# PROBLEM TO WORK ON
Copy out the whole listing exactly as written, leaving the pictures behind.

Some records
=-=-=
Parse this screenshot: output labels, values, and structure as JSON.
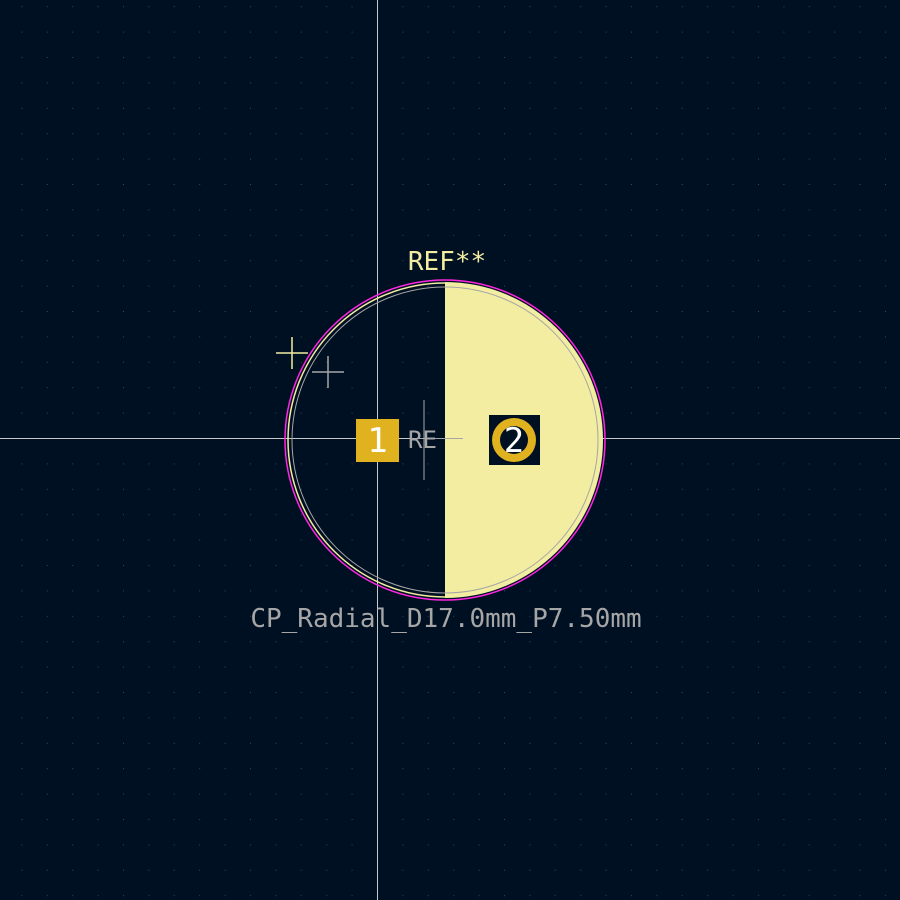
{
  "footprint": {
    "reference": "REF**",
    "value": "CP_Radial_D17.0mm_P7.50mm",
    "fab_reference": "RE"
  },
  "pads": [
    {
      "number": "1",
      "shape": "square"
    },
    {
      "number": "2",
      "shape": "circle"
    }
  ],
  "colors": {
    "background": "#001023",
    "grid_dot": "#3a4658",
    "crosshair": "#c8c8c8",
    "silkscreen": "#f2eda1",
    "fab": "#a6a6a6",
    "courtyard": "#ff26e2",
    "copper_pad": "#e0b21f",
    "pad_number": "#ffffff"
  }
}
=-=-=
# RESULT FOR THIS TASK
Parse this screenshot: output labels, values, and structure as JSON.
{
  "footprint": {
    "reference": "REF**",
    "value": "CP_Radial_D17.0mm_P7.50mm",
    "fab_reference": "RE"
  },
  "pads": [
    {
      "number": "1",
      "shape": "square"
    },
    {
      "number": "2",
      "shape": "circle"
    }
  ],
  "colors": {
    "background": "#001023",
    "grid_dot": "#3a4658",
    "crosshair": "#c8c8c8",
    "silkscreen": "#f2eda1",
    "fab": "#a6a6a6",
    "courtyard": "#ff26e2",
    "copper_pad": "#e0b21f",
    "pad_number": "#ffffff"
  }
}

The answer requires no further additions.